Aim:
Note how many lines hold the string "seepage" and give that number without any other words.

Items from a data source

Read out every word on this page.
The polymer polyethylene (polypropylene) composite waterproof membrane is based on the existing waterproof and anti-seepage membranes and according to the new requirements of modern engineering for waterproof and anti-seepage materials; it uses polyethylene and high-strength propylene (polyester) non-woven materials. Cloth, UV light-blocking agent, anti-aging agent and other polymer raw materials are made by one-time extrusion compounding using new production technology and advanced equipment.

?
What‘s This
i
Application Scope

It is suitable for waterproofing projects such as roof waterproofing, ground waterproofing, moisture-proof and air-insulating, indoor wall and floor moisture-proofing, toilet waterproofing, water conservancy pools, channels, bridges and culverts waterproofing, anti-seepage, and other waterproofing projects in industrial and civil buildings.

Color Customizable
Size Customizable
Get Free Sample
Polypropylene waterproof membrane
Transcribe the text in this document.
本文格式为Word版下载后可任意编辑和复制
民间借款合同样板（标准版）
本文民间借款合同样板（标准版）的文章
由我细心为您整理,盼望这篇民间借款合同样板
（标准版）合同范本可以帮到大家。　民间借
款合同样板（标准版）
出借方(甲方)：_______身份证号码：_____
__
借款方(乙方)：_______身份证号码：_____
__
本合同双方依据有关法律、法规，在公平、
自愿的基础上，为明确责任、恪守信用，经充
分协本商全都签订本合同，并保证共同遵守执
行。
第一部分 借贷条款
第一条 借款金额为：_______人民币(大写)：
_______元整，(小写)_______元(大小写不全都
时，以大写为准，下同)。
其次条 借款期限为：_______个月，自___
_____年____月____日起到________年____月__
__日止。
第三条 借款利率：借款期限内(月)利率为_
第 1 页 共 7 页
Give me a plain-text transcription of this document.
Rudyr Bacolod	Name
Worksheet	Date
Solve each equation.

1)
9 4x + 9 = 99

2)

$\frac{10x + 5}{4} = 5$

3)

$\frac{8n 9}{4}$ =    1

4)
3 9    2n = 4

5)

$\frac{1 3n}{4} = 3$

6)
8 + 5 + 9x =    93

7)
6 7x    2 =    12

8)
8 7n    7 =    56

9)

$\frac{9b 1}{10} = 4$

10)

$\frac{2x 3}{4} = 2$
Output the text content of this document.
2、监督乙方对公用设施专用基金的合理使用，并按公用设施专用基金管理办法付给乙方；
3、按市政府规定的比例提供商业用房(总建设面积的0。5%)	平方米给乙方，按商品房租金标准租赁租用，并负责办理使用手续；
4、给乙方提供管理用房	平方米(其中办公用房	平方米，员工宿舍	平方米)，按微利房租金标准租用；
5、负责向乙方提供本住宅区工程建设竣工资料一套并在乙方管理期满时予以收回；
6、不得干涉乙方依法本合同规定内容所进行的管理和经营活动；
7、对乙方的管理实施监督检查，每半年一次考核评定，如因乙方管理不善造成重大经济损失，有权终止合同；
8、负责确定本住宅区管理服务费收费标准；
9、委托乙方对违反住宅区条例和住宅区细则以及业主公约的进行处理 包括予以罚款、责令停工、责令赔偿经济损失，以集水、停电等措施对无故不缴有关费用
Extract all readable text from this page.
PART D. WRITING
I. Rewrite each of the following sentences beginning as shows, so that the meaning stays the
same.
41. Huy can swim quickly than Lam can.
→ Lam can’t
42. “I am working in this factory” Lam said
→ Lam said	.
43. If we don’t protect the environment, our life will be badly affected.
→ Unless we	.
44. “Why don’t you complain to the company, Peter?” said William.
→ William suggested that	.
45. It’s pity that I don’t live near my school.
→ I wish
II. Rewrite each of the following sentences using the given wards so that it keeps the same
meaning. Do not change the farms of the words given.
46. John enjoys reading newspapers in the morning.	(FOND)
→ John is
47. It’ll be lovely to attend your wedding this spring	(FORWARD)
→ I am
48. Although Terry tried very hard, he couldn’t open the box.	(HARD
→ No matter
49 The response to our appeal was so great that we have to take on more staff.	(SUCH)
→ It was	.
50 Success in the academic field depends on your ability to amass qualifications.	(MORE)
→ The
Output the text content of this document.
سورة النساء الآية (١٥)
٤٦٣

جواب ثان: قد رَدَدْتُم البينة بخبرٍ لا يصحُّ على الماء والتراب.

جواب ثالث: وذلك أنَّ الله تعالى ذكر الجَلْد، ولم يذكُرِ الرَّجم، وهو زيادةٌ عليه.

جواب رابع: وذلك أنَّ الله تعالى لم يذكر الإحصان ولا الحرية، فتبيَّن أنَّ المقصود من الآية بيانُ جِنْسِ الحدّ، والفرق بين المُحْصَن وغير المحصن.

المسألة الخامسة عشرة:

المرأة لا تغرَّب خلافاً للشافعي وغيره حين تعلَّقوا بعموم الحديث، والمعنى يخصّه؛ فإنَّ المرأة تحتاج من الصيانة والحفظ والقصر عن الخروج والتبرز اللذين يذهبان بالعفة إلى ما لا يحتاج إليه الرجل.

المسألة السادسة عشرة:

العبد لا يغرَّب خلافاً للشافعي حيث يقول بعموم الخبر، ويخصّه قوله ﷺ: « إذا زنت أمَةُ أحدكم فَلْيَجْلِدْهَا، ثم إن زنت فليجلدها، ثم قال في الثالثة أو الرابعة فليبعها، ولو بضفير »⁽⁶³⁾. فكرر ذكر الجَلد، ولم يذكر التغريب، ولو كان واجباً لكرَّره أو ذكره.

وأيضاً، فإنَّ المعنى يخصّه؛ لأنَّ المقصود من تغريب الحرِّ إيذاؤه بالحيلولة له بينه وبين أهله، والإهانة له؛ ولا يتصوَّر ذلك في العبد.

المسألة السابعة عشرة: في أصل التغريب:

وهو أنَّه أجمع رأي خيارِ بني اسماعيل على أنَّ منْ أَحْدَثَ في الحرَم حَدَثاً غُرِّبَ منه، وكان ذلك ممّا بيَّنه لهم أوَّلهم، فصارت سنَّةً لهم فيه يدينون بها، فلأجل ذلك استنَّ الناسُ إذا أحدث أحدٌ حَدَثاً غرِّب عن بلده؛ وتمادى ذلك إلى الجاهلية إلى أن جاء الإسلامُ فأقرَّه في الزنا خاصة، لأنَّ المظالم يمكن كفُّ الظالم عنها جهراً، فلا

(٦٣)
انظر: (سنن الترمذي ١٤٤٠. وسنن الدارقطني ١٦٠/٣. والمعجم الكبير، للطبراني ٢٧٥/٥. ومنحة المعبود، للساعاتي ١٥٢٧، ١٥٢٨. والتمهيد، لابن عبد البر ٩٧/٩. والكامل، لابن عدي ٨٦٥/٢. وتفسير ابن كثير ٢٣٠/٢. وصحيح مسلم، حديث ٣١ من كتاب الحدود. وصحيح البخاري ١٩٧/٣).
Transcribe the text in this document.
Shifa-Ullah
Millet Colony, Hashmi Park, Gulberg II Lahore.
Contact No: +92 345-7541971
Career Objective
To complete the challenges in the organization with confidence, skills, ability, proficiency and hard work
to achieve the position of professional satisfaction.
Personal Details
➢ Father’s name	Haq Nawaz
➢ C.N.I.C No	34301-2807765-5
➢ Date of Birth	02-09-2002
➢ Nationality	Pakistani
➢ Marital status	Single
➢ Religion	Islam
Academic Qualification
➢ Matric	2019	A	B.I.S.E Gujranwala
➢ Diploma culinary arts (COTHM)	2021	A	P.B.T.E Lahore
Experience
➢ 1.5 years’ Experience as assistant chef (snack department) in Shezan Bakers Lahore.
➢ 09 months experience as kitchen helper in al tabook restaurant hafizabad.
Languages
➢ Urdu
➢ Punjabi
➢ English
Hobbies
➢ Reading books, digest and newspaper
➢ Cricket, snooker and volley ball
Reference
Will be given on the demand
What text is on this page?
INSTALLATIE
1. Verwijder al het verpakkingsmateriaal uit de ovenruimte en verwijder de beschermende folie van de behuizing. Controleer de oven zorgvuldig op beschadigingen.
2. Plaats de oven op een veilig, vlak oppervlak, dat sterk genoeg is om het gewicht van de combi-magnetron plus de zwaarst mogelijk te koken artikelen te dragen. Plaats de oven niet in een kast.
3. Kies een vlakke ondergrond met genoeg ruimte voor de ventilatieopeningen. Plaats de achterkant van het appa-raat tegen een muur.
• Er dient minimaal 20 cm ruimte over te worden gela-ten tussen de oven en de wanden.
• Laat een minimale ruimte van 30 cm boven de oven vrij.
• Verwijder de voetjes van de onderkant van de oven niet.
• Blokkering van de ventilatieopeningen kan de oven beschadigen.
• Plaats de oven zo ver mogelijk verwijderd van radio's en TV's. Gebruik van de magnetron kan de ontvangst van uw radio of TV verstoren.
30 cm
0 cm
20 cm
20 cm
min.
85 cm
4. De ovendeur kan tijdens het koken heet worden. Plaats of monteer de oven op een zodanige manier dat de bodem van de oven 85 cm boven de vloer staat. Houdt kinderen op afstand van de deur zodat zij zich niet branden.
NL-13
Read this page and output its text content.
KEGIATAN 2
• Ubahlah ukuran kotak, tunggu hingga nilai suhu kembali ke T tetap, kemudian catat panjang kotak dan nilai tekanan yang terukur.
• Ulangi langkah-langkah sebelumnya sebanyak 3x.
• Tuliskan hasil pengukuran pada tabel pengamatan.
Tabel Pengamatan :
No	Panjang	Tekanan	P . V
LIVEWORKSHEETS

Correct answer:
2